:: What you have to do ::
Pick out the lines below that contain the string "Approve" and copy them all.

:: Extracted entries ::
==========
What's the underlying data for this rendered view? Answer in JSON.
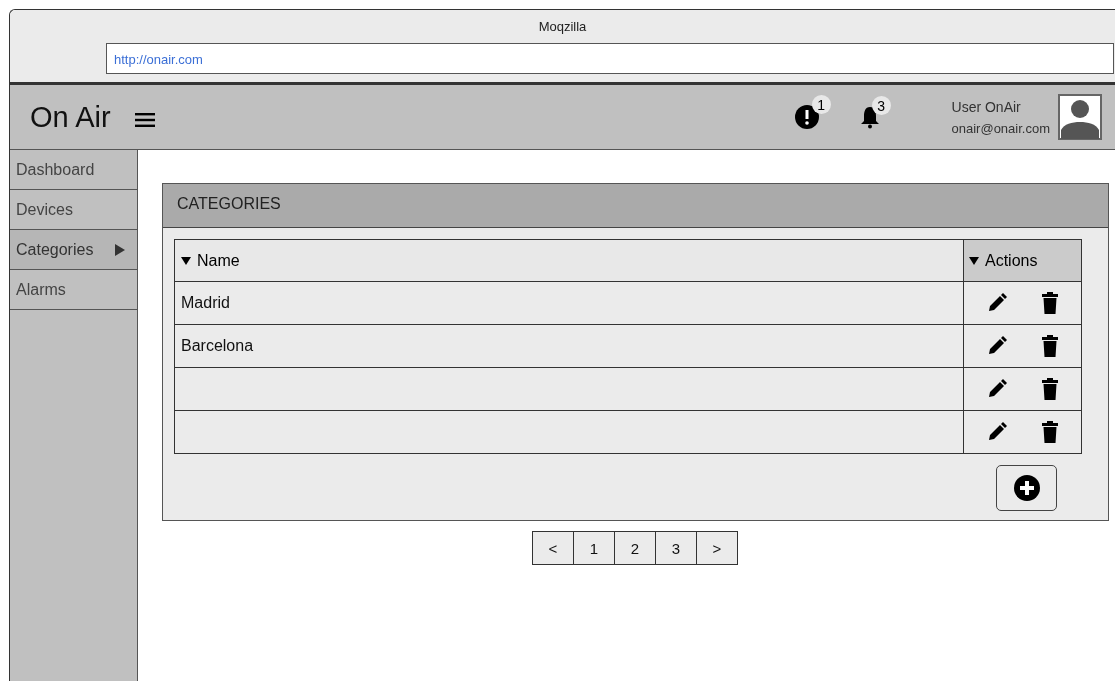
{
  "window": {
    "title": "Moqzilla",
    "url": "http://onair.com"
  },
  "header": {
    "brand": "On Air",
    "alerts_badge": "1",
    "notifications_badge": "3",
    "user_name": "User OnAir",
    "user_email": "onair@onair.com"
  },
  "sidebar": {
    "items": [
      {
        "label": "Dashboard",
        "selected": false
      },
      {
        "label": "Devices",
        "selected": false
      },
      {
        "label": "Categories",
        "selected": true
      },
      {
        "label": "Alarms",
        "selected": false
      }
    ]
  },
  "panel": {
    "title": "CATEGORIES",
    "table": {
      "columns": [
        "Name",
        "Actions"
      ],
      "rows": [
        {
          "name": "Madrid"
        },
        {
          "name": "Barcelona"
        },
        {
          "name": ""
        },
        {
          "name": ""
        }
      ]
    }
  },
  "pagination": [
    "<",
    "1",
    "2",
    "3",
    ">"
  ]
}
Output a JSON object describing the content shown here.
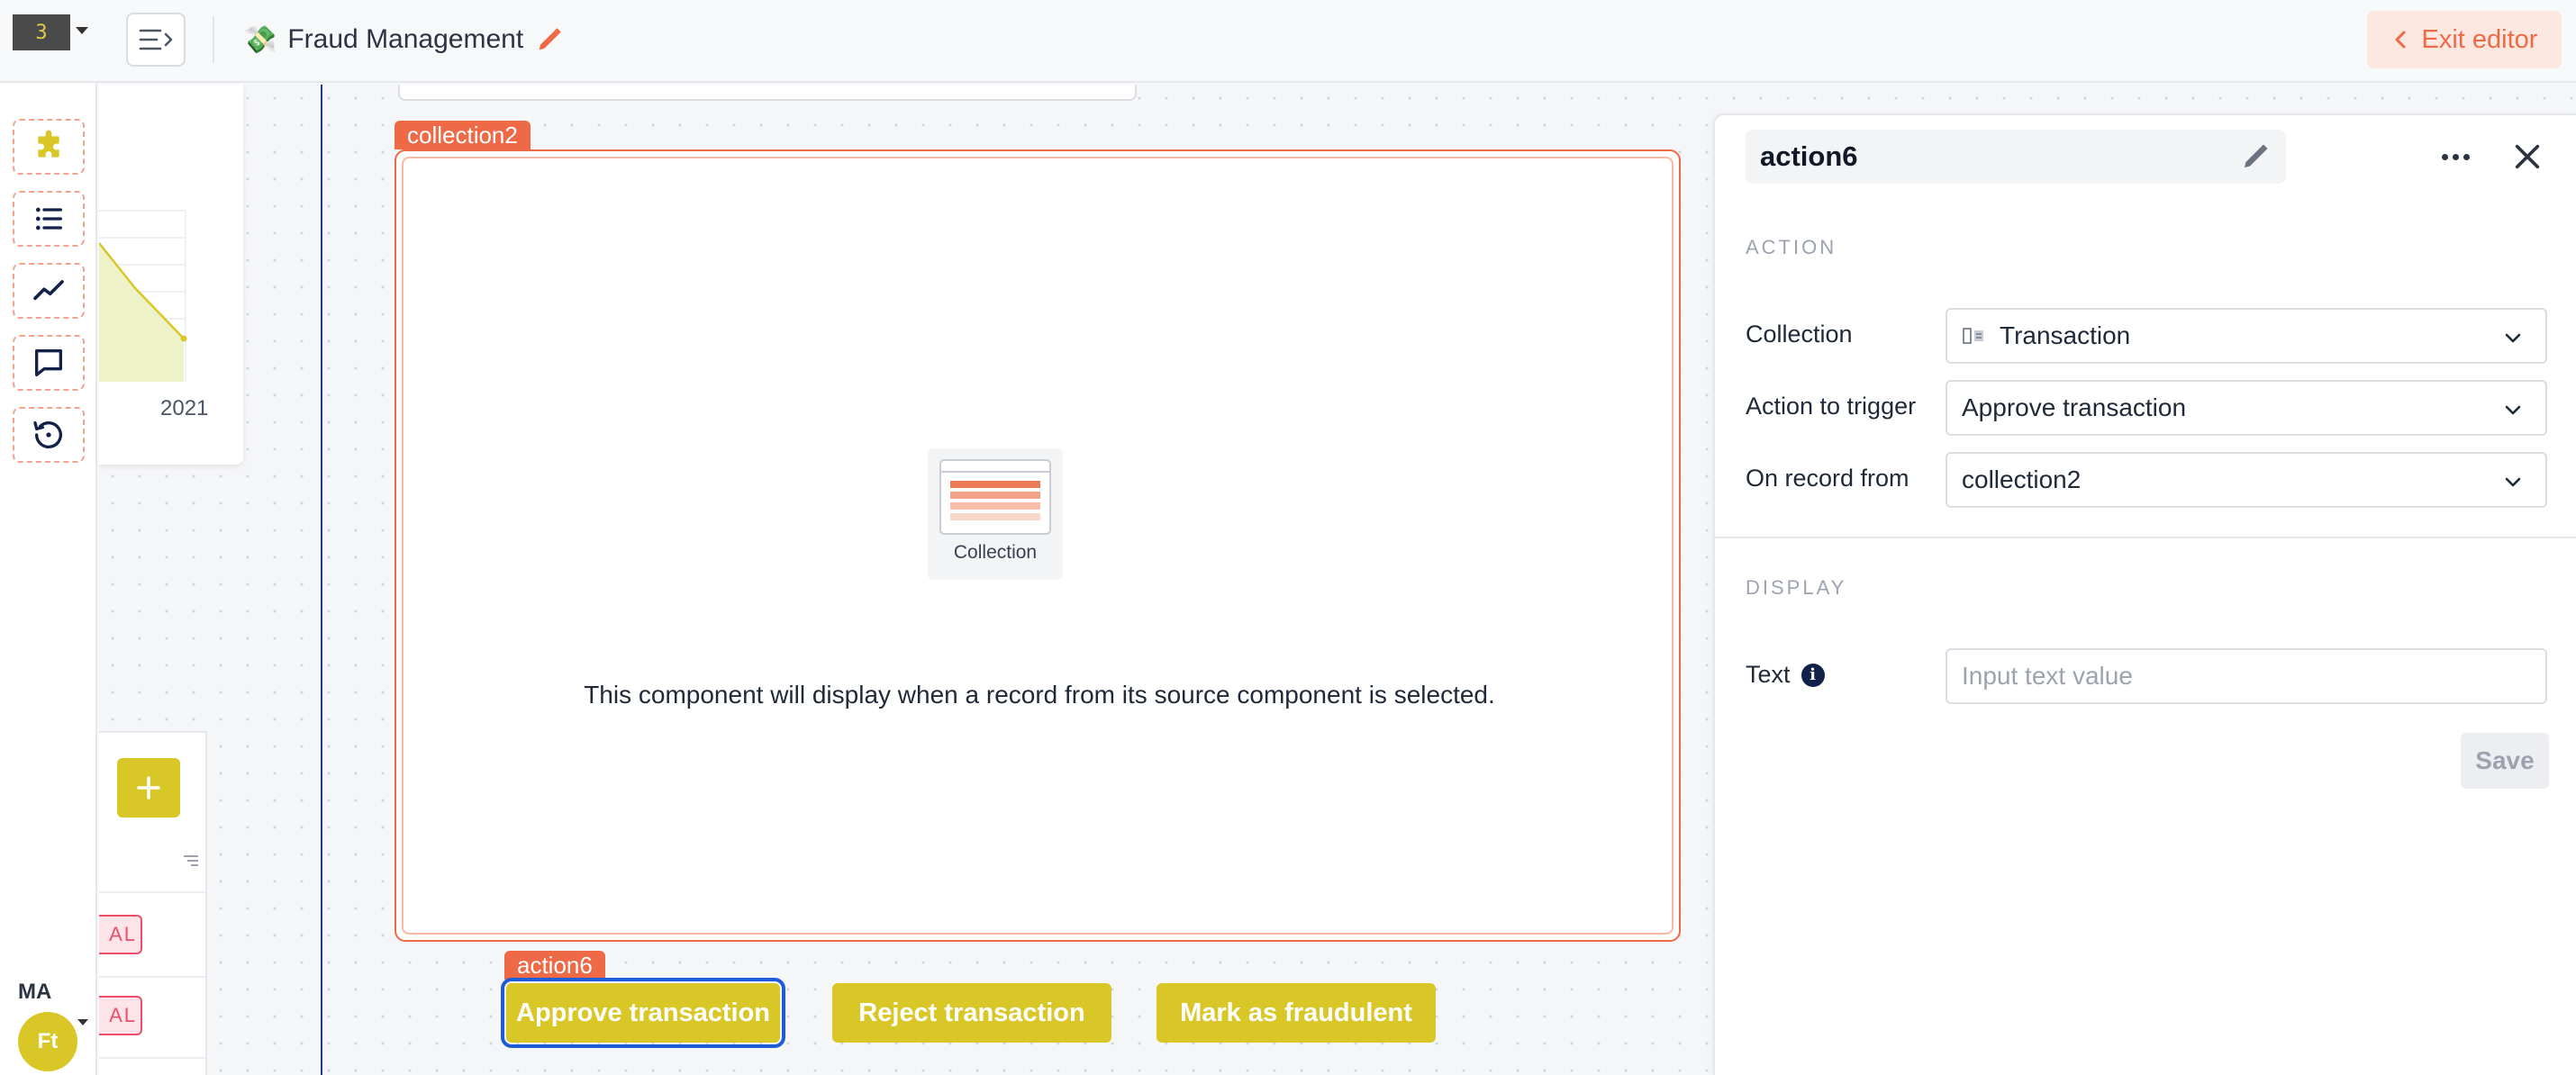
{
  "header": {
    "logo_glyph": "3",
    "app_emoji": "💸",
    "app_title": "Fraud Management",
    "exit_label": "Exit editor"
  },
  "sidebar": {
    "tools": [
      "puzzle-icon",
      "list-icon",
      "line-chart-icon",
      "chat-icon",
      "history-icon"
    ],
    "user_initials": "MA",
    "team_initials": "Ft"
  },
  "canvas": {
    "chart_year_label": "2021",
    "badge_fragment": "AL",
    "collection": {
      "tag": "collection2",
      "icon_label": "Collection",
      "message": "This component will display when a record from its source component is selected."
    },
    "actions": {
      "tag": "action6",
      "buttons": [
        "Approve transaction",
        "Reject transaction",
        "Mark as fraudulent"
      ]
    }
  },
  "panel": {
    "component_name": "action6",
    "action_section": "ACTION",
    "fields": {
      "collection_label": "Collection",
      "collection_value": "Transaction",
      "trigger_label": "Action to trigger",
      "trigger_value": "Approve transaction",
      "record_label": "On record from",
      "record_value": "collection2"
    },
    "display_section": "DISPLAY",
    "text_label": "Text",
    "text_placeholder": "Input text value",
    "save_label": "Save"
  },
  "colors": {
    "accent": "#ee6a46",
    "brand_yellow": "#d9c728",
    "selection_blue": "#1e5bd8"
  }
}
==========
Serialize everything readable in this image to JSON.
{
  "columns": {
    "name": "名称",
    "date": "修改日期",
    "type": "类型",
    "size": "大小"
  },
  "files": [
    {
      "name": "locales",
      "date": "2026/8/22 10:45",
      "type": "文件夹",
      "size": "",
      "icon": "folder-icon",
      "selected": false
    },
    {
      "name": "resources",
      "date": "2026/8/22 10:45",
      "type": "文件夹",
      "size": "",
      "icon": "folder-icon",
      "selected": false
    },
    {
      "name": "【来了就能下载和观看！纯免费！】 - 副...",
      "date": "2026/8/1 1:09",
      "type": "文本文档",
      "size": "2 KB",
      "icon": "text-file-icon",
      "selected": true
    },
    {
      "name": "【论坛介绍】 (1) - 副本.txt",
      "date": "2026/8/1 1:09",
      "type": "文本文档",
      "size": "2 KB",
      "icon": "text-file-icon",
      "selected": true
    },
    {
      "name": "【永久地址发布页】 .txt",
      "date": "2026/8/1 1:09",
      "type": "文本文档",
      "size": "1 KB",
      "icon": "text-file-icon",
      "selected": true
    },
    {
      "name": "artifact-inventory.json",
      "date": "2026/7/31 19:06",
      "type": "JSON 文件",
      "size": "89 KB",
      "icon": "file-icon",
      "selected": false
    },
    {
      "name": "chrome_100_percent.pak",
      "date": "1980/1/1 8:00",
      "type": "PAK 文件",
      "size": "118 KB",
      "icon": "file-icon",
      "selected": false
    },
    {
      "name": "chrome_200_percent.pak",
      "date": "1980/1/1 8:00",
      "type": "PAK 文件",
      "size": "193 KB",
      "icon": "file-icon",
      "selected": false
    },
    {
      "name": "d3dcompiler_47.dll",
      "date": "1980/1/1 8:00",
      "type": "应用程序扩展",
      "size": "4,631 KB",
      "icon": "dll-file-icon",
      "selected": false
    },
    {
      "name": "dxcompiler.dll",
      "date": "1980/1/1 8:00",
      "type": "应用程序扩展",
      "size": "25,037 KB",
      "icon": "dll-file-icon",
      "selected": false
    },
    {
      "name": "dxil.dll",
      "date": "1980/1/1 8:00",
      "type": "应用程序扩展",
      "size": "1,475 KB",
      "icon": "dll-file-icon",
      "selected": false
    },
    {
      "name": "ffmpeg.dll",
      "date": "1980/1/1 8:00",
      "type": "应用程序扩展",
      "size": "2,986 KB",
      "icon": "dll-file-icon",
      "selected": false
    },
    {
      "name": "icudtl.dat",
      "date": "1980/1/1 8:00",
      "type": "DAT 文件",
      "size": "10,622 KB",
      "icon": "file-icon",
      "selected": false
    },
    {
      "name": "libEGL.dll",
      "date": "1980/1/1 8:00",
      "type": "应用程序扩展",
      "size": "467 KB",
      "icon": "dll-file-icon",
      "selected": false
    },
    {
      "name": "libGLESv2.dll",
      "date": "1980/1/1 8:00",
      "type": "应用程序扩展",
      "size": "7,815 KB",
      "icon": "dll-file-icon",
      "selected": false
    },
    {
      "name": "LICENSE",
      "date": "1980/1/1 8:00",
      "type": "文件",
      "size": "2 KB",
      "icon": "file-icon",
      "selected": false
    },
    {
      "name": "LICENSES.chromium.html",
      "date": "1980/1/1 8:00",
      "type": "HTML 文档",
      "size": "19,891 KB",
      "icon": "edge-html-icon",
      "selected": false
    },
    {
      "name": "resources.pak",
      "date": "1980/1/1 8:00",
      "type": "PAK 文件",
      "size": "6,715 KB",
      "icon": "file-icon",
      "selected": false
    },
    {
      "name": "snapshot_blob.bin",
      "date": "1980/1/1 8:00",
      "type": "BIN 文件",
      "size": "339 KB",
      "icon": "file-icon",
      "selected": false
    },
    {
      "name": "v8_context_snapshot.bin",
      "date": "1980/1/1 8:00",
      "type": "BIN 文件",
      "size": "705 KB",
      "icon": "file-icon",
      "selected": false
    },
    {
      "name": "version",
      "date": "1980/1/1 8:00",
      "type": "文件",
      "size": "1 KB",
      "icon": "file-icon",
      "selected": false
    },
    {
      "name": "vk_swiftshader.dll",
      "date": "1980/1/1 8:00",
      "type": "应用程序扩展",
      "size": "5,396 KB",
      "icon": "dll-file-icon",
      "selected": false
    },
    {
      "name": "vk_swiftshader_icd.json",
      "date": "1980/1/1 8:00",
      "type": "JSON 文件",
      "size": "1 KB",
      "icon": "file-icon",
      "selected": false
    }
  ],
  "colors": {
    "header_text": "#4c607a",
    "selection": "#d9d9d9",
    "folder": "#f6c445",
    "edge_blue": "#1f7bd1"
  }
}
==========
:: The result ::
        "Approve transaction",
      "trigger_value": "Approve transaction",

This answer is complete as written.